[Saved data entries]
────────────────────────────────────────

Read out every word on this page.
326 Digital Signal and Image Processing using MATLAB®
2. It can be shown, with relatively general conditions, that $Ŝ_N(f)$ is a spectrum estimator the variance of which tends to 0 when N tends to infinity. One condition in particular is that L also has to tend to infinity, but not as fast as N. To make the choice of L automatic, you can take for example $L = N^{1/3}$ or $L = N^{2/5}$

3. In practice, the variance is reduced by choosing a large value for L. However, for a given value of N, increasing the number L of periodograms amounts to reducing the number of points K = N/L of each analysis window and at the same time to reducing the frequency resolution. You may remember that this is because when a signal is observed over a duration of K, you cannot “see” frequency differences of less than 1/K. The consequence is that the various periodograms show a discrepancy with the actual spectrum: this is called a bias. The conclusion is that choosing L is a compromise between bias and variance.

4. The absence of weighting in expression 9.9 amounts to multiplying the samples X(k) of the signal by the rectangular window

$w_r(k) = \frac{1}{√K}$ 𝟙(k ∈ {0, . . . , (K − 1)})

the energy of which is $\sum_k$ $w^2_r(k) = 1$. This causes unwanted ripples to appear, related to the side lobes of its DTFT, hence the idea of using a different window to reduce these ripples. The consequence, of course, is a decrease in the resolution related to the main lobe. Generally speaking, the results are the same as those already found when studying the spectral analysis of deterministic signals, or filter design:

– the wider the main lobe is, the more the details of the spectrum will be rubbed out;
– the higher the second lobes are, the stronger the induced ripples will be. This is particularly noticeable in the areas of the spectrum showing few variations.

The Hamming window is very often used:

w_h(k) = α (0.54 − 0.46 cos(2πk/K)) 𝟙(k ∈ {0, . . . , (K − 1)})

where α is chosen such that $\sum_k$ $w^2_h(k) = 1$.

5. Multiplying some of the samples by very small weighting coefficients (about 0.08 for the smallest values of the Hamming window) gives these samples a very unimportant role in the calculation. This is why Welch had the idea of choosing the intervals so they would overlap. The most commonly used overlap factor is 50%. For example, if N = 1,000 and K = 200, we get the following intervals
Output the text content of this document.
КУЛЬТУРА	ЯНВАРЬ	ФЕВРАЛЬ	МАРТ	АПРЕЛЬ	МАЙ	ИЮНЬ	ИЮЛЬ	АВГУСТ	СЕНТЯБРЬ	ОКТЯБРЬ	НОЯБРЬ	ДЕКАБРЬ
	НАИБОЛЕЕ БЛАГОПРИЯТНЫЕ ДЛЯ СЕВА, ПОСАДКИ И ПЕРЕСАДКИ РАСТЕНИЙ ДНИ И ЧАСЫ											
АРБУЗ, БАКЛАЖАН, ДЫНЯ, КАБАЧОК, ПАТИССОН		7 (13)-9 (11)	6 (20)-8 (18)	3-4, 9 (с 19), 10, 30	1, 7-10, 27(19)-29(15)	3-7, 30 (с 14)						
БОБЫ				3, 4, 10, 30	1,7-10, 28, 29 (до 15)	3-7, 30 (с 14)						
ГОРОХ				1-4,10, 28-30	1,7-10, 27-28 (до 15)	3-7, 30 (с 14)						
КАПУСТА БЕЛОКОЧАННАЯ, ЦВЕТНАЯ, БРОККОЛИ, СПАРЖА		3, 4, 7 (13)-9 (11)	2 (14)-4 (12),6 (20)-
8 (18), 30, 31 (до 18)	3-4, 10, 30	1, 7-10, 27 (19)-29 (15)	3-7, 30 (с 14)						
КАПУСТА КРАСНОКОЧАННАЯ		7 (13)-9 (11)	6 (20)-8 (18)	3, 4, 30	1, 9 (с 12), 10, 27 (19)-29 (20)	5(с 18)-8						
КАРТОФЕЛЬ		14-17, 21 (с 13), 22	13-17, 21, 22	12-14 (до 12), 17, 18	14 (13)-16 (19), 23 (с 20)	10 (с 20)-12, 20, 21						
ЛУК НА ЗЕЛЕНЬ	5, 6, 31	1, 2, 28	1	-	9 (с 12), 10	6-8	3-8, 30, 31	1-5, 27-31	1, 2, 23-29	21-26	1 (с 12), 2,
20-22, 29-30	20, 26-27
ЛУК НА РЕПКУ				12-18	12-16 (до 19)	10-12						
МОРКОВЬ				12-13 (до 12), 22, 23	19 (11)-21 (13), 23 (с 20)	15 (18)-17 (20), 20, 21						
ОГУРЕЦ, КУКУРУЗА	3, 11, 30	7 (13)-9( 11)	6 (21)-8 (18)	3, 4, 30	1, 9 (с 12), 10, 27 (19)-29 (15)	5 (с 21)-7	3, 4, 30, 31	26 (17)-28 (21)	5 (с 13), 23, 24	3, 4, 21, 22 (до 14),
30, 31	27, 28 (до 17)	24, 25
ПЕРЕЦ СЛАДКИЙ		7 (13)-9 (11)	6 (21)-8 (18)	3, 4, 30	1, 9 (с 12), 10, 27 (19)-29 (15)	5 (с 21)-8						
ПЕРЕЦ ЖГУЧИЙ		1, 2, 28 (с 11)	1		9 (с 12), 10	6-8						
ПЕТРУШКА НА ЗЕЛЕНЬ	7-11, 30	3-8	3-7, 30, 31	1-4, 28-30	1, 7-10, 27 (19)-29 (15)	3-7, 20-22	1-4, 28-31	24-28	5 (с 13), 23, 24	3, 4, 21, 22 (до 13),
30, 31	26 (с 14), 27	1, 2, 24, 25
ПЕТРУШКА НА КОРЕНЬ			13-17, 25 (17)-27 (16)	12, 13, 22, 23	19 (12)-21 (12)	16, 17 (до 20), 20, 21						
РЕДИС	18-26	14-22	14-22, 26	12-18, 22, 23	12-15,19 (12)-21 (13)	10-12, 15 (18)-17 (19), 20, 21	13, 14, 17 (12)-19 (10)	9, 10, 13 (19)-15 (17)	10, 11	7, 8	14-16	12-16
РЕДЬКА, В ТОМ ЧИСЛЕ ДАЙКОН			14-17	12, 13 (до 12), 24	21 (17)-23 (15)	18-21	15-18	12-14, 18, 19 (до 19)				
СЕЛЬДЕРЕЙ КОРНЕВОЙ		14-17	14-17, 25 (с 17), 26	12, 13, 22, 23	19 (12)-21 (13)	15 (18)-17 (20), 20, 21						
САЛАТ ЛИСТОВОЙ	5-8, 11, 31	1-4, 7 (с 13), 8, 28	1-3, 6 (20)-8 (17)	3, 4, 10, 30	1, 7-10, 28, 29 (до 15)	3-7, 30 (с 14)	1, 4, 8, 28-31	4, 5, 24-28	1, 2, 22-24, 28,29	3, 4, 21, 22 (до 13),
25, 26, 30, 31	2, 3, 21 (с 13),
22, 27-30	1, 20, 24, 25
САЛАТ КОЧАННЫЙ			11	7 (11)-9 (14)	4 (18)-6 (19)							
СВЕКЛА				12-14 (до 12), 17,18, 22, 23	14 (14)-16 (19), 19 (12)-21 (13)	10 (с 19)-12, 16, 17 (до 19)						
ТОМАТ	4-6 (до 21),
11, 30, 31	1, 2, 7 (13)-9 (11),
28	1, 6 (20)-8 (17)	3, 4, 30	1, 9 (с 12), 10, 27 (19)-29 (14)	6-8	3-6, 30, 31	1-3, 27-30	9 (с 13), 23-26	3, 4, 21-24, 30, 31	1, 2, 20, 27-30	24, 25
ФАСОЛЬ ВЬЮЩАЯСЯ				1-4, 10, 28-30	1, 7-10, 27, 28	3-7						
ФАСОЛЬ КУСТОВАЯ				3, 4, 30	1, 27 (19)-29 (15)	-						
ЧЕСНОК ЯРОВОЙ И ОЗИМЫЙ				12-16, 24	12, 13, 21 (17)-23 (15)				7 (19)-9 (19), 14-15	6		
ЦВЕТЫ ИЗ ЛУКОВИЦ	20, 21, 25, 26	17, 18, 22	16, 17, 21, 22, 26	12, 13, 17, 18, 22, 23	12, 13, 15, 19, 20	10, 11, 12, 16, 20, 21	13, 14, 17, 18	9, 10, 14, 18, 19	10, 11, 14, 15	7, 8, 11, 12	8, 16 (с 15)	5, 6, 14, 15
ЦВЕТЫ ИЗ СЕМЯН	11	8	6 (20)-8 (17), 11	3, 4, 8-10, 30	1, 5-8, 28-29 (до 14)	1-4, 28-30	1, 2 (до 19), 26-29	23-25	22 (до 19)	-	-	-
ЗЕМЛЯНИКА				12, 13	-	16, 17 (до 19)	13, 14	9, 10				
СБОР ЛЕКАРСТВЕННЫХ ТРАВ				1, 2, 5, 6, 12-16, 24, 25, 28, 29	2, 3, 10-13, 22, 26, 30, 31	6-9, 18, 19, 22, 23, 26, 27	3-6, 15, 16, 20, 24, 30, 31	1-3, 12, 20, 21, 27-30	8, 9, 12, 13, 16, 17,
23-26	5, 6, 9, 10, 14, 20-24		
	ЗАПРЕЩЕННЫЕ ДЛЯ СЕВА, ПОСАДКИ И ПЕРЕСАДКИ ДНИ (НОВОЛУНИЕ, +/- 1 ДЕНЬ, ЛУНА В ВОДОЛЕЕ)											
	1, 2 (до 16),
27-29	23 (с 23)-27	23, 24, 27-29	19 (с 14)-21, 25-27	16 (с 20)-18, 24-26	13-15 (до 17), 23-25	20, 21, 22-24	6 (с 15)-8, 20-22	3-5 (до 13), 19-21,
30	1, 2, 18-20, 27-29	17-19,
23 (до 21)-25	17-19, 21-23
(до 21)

────────────────────────────────────────

### Written task
In the records above, find each line with the word "ПОСАДКИ" and copy it.

### Final result
	НАИБОЛЕЕ БЛАГОПРИЯТНЫЕ ДЛЯ СЕВА, ПОСАДКИ И ПЕРЕСАДКИ РАСТЕНИЙ ДНИ И ЧАСЫ											
	ЗАПРЕЩЕННЫЕ ДЛЯ СЕВА, ПОСАДКИ И ПЕРЕСАДКИ ДНИ (НОВОЛУНИЕ, +/- 1 ДЕНЬ, ЛУНА В ВОДОЛЕЕ)											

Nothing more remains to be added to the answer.